> **MATERIALS PROVIDED**:
..............................
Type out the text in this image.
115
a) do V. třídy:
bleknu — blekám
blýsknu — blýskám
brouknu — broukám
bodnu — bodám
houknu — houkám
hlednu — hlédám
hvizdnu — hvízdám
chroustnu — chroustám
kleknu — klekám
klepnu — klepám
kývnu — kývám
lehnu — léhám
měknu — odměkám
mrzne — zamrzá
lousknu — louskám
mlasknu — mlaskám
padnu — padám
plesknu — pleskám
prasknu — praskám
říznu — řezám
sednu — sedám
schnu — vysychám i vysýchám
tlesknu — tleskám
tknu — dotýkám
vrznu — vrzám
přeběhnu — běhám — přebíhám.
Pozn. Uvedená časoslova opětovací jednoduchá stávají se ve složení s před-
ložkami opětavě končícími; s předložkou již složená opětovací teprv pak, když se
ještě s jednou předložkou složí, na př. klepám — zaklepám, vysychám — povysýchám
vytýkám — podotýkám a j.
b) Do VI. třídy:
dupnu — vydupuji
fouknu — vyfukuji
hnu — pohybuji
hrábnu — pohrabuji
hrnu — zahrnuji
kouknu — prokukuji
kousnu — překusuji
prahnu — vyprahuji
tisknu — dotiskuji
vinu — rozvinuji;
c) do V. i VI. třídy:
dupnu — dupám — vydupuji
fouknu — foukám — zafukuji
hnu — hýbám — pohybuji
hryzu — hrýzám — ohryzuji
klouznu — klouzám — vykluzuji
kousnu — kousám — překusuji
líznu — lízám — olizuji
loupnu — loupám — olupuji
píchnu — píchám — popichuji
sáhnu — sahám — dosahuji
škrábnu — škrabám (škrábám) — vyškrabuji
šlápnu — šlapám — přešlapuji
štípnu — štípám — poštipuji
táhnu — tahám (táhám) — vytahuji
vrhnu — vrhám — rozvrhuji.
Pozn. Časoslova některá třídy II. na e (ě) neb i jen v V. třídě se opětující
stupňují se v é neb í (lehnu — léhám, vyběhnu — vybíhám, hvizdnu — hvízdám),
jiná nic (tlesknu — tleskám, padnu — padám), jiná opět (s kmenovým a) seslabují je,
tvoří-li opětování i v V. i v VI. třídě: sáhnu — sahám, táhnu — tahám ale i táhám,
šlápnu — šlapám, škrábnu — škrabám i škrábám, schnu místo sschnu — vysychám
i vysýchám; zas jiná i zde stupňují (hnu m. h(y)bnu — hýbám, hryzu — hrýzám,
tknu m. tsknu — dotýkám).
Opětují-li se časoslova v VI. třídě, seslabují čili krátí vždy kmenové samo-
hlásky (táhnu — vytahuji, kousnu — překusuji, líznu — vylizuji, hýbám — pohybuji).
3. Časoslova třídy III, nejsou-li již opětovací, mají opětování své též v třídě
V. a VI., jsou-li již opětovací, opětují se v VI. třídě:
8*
..............................
> **REQUIRED TASK**: Write out every entry verbatim.

> **TASK OUTPUT**:
Type out the text in this image.
115
a) do V. třídy:
bleknu — blekám
blýsknu — blýskám
brouknu — broukám
bodnu — bodám
houknu — houkám
hlednu — hlédám
hvizdnu — hvízdám
chroustnu — chroustám
kleknu — klekám
klepnu — klepám
kývnu — kývám
lehnu — léhám
měknu — odměkám
mrzne — zamrzá
lousknu — louskám
mlasknu — mlaskám
padnu — padám
plesknu — pleskám
prasknu — praskám
říznu — řezám
sednu — sedám
schnu — vysychám i vysýchám
tlesknu — tleskám
tknu — dotýkám
vrznu — vrzám
přeběhnu — běhám — přebíhám.
Pozn. Uvedená časoslova opětovací jednoduchá stávají se ve složení s před-
ložkami opětavě končícími; s předložkou již složená opětovací teprv pak, když se
ještě s jednou předložkou složí, na př. klepám — zaklepám, vysychám — povysýchám
vytýkám — podotýkám a j.
b) Do VI. třídy:
dupnu — vydupuji
fouknu — vyfukuji
hnu — pohybuji
hrábnu — pohrabuji
hrnu — zahrnuji
kouknu — prokukuji
kousnu — překusuji
prahnu — vyprahuji
tisknu — dotiskuji
vinu — rozvinuji;
c) do V. i VI. třídy:
dupnu — dupám — vydupuji
fouknu — foukám — zafukuji
hnu — hýbám — pohybuji
hryzu — hrýzám — ohryzuji
klouznu — klouzám — vykluzuji
kousnu — kousám — překusuji
líznu — lízám — olizuji
loupnu — loupám — olupuji
píchnu — píchám — popichuji
sáhnu — sahám — dosahuji
škrábnu — škrabám (škrábám) — vyškrabuji
šlápnu — šlapám — přešlapuji
štípnu — štípám — poštipuji
táhnu — tahám (táhám) — vytahuji
vrhnu — vrhám — rozvrhuji.
Pozn. Časoslova některá třídy II. na e (ě) neb i jen v V. třídě se opětující
stupňují se v é neb í (lehnu — léhám, vyběhnu — vybíhám, hvizdnu — hvízdám),
jiná nic (tlesknu — tleskám, padnu — padám), jiná opět (s kmenovým a) seslabují je,
tvoří-li opětování i v V. i v VI. třídě: sáhnu — sahám, táhnu — tahám ale i táhám,
šlápnu — šlapám, škrábnu — škrabám i škrábám, schnu místo sschnu — vysychám
i vysýchám; zas jiná i zde stupňují (hnu m. h(y)bnu — hýbám, hryzu — hrýzám,
tknu m. tsknu — dotýkám).
Opětují-li se časoslova v VI. třídě, seslabují čili krátí vždy kmenové samo-
hlásky (táhnu — vytahuji, kousnu — překusuji, líznu — vylizuji, hýbám — pohybuji).
3. Časoslova třídy III, nejsou-li již opětovací, mají opětování své též v třídě
V. a VI., jsou-li již opětovací, opětují se v VI. třídě:
8*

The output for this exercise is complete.